((

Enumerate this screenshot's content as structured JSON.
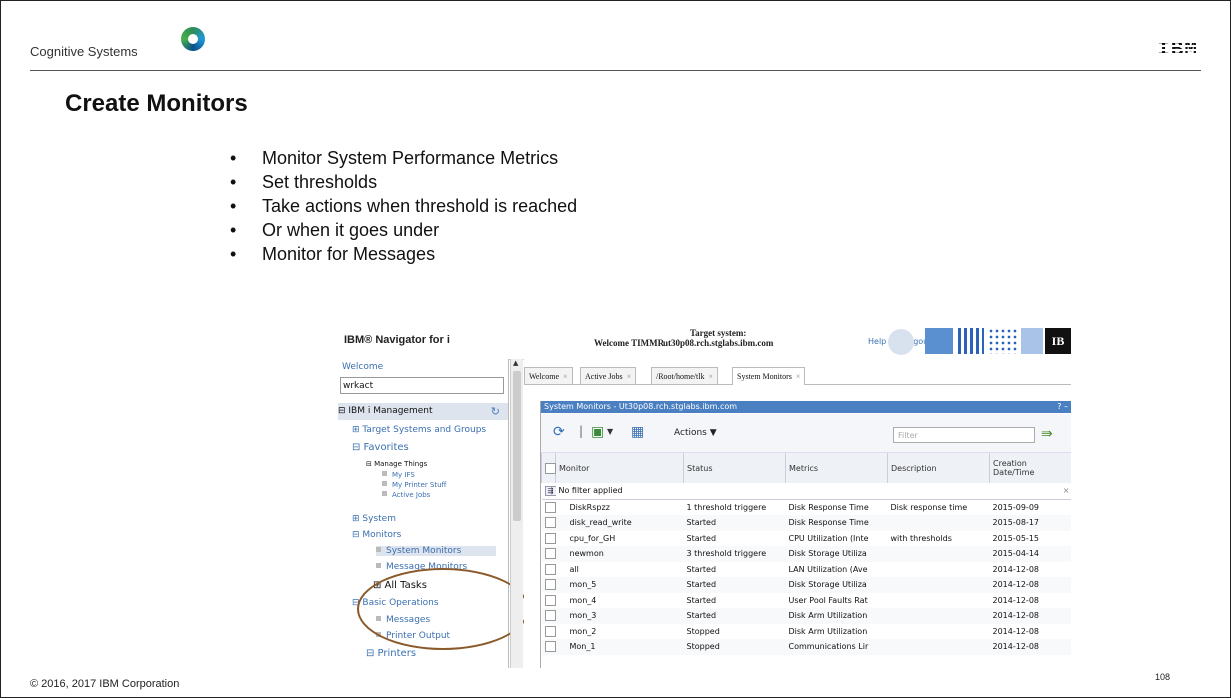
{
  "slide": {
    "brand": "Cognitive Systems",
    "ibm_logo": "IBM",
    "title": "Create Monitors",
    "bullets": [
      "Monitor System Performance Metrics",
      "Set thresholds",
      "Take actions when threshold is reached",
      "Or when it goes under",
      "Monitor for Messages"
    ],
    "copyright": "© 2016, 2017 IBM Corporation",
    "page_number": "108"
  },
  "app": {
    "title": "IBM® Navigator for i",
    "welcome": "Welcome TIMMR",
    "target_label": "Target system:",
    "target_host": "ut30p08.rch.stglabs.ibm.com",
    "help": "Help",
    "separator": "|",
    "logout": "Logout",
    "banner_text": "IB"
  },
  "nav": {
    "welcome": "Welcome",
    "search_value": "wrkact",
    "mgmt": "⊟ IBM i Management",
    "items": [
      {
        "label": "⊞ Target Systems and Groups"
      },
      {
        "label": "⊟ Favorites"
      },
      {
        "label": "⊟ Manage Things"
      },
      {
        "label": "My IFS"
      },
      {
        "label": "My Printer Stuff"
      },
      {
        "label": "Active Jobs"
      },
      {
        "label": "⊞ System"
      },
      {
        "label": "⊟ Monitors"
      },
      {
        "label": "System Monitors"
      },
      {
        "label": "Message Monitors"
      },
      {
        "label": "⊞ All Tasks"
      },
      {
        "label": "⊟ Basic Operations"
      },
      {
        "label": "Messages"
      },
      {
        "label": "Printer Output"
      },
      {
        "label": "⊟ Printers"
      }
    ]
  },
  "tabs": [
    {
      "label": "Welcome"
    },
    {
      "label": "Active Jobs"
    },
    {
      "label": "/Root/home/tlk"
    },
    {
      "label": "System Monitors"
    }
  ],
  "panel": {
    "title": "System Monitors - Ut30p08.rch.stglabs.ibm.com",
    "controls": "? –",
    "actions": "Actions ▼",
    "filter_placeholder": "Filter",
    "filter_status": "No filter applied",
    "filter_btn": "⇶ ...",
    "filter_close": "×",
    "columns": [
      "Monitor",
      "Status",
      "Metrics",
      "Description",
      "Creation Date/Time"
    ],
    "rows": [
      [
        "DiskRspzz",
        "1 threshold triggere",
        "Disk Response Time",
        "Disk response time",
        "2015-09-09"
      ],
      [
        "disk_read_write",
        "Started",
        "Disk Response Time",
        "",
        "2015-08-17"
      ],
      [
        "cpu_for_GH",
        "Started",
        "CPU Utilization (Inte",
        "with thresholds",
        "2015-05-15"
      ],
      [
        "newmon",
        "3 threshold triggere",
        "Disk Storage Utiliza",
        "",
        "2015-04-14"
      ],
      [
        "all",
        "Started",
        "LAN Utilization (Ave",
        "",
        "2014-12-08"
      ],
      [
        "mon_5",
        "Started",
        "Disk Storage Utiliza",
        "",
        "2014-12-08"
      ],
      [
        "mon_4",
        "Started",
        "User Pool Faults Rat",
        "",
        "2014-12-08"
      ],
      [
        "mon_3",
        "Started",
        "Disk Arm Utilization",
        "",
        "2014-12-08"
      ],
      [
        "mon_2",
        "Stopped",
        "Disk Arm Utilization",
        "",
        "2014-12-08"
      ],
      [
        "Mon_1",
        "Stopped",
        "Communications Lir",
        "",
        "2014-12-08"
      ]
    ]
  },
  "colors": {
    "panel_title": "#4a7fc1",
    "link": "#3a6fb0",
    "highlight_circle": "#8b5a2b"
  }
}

))
((

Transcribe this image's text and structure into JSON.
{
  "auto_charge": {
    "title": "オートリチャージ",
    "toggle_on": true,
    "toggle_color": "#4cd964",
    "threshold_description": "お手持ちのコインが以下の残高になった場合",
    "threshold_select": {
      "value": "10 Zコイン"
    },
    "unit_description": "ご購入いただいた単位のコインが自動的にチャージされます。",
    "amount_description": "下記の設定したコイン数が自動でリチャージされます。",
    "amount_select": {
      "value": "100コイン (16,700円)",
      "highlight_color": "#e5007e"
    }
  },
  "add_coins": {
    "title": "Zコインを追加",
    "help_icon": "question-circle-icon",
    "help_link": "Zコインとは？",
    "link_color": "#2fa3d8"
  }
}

))

EXERCISE PROMPT: Look through the records and gather each line with the word "triggere".

EXPECTED OUTPUT:
        "1 threshold triggere",
        "3 threshold triggere",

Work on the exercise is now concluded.